#### [Task to carry out]
Every record should be written out exactly, please.

Begin Record set

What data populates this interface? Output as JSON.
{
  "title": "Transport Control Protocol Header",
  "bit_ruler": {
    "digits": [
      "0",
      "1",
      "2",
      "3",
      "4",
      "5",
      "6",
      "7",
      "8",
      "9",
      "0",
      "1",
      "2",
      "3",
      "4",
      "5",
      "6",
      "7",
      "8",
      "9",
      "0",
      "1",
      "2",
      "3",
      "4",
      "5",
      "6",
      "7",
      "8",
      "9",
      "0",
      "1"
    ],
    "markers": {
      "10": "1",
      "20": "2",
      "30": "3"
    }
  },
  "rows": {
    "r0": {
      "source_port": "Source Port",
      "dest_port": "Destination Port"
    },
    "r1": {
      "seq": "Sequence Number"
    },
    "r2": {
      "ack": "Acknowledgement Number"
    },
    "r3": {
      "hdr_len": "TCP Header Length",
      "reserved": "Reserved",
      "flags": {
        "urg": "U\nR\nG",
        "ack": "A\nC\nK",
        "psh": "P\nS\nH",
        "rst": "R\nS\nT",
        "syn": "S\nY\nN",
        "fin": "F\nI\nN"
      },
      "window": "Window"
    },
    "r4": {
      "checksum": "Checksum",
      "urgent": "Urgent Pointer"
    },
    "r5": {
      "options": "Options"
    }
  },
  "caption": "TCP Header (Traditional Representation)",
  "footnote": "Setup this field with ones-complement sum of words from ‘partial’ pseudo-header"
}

End Record set

#### [Solution to the problem]
What data populates this interface? Output as JSON.
{
  "title": "Transport Control Protocol Header",
  "bit_ruler": {
    "digits": [
      "0",
      "1",
      "2",
      "3",
      "4",
      "5",
      "6",
      "7",
      "8",
      "9",
      "0",
      "1",
      "2",
      "3",
      "4",
      "5",
      "6",
      "7",
      "8",
      "9",
      "0",
      "1",
      "2",
      "3",
      "4",
      "5",
      "6",
      "7",
      "8",
      "9",
      "0",
      "1"
    ],
    "markers": {
      "10": "1",
      "20": "2",
      "30": "3"
    }
  },
  "rows": {
    "r0": {
      "source_port": "Source Port",
      "dest_port": "Destination Port"
    },
    "r1": {
      "seq": "Sequence Number"
    },
    "r2": {
      "ack": "Acknowledgement Number"
    },
    "r3": {
      "hdr_len": "TCP Header Length",
      "reserved": "Reserved",
      "flags": {
        "urg": "U\nR\nG",
        "ack": "A\nC\nK",
        "psh": "P\nS\nH",
        "rst": "R\nS\nT",
        "syn": "S\nY\nN",
        "fin": "F\nI\nN"
      },
      "window": "Window"
    },
    "r4": {
      "checksum": "Checksum",
      "urgent": "Urgent Pointer"
    },
    "r5": {
      "options": "Options"
    }
  },
  "caption": "TCP Header (Traditional Representation)",
  "footnote": "Setup this field with ones-complement sum of words from ‘partial’ pseudo-header"
}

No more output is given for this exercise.